Locate each line in the records containing "axis". Copy it.

---

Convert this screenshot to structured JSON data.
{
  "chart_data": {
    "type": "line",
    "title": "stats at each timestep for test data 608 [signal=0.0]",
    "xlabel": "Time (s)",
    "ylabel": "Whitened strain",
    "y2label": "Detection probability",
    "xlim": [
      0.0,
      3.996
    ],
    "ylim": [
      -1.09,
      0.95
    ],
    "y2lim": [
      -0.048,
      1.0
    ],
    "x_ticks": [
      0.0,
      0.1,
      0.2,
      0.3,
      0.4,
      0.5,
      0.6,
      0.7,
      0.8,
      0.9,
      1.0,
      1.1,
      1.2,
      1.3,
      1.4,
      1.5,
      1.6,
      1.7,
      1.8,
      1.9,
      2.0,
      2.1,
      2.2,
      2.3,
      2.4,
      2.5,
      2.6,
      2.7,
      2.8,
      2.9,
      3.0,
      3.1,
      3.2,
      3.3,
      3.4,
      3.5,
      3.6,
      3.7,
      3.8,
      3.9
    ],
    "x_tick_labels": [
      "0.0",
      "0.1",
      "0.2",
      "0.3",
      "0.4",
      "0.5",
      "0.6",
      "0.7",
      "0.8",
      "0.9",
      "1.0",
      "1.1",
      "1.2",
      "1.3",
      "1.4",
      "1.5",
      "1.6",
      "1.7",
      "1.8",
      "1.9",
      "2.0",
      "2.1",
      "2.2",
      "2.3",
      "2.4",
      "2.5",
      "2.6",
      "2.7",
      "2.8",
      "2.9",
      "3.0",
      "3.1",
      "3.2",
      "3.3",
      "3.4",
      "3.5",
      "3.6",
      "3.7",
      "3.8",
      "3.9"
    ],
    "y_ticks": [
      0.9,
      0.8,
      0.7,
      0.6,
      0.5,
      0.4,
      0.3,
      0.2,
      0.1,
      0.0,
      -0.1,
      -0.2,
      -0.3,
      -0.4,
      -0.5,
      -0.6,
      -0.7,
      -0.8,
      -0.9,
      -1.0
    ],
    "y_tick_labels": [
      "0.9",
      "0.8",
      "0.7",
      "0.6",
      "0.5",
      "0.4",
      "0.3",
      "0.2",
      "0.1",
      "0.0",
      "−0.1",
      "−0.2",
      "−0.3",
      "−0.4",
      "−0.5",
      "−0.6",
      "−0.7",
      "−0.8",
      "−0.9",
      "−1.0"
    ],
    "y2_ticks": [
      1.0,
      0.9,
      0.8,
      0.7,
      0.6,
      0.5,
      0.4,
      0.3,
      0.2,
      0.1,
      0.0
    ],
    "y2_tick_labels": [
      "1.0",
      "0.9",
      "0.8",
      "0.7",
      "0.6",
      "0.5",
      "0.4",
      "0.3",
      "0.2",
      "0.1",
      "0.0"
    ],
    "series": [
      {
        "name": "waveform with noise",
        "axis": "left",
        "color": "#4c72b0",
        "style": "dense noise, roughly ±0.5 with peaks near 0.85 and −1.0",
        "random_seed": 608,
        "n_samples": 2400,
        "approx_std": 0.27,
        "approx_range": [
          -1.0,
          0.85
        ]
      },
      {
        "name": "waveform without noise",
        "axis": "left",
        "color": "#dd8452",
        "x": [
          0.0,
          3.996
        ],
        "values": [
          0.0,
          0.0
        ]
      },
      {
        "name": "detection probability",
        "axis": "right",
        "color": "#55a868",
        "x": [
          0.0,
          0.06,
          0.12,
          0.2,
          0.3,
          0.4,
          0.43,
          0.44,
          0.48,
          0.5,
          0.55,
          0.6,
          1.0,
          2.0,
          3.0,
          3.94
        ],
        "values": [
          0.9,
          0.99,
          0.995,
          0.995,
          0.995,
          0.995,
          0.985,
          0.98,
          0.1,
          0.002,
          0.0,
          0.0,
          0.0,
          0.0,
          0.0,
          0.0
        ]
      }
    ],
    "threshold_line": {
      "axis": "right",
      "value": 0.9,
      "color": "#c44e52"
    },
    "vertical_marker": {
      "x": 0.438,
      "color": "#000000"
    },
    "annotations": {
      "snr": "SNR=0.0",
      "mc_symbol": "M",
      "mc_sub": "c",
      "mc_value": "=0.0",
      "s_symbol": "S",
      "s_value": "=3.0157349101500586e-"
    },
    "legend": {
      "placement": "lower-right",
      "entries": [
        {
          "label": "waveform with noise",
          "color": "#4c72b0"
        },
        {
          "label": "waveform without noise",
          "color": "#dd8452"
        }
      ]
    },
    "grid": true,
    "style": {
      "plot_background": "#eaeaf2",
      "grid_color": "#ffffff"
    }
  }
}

---

→ THE SOLUTION:
        "axis": "left",
        "axis": "left",
        "axis": "right",
      "axis": "right",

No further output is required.